> _WHAT YOU SHOULD DO_: The listing below is to be output in its exact form.

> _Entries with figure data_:
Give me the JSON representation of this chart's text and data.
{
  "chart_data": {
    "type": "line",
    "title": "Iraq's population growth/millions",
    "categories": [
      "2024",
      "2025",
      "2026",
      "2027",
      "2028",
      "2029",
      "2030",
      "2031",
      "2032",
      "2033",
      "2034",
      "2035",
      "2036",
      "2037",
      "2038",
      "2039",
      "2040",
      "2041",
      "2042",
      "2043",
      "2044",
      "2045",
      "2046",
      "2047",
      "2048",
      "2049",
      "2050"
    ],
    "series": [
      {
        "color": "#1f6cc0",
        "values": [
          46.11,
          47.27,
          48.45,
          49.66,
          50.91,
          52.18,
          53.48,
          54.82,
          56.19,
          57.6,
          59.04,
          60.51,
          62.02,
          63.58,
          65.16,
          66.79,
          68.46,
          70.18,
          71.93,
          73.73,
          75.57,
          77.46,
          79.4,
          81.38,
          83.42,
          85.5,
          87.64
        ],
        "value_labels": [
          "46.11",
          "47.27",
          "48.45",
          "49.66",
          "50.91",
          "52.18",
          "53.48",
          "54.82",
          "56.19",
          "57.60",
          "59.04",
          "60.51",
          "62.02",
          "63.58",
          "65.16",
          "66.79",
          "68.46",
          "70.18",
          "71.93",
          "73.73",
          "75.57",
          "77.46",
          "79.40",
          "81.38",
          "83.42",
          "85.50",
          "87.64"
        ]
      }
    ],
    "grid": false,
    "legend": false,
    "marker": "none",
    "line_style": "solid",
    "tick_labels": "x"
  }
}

> _TASK RESULT_:
Give me the JSON representation of this chart's text and data.
{
  "chart_data": {
    "type": "line",
    "title": "Iraq's population growth/millions",
    "categories": [
      "2024",
      "2025",
      "2026",
      "2027",
      "2028",
      "2029",
      "2030",
      "2031",
      "2032",
      "2033",
      "2034",
      "2035",
      "2036",
      "2037",
      "2038",
      "2039",
      "2040",
      "2041",
      "2042",
      "2043",
      "2044",
      "2045",
      "2046",
      "2047",
      "2048",
      "2049",
      "2050"
    ],
    "series": [
      {
        "color": "#1f6cc0",
        "values": [
          46.11,
          47.27,
          48.45,
          49.66,
          50.91,
          52.18,
          53.48,
          54.82,
          56.19,
          57.6,
          59.04,
          60.51,
          62.02,
          63.58,
          65.16,
          66.79,
          68.46,
          70.18,
          71.93,
          73.73,
          75.57,
          77.46,
          79.4,
          81.38,
          83.42,
          85.5,
          87.64
        ],
        "value_labels": [
          "46.11",
          "47.27",
          "48.45",
          "49.66",
          "50.91",
          "52.18",
          "53.48",
          "54.82",
          "56.19",
          "57.60",
          "59.04",
          "60.51",
          "62.02",
          "63.58",
          "65.16",
          "66.79",
          "68.46",
          "70.18",
          "71.93",
          "73.73",
          "75.57",
          "77.46",
          "79.40",
          "81.38",
          "83.42",
          "85.50",
          "87.64"
        ]
      }
    ],
    "grid": false,
    "legend": false,
    "marker": "none",
    "line_style": "solid",
    "tick_labels": "x"
  }
}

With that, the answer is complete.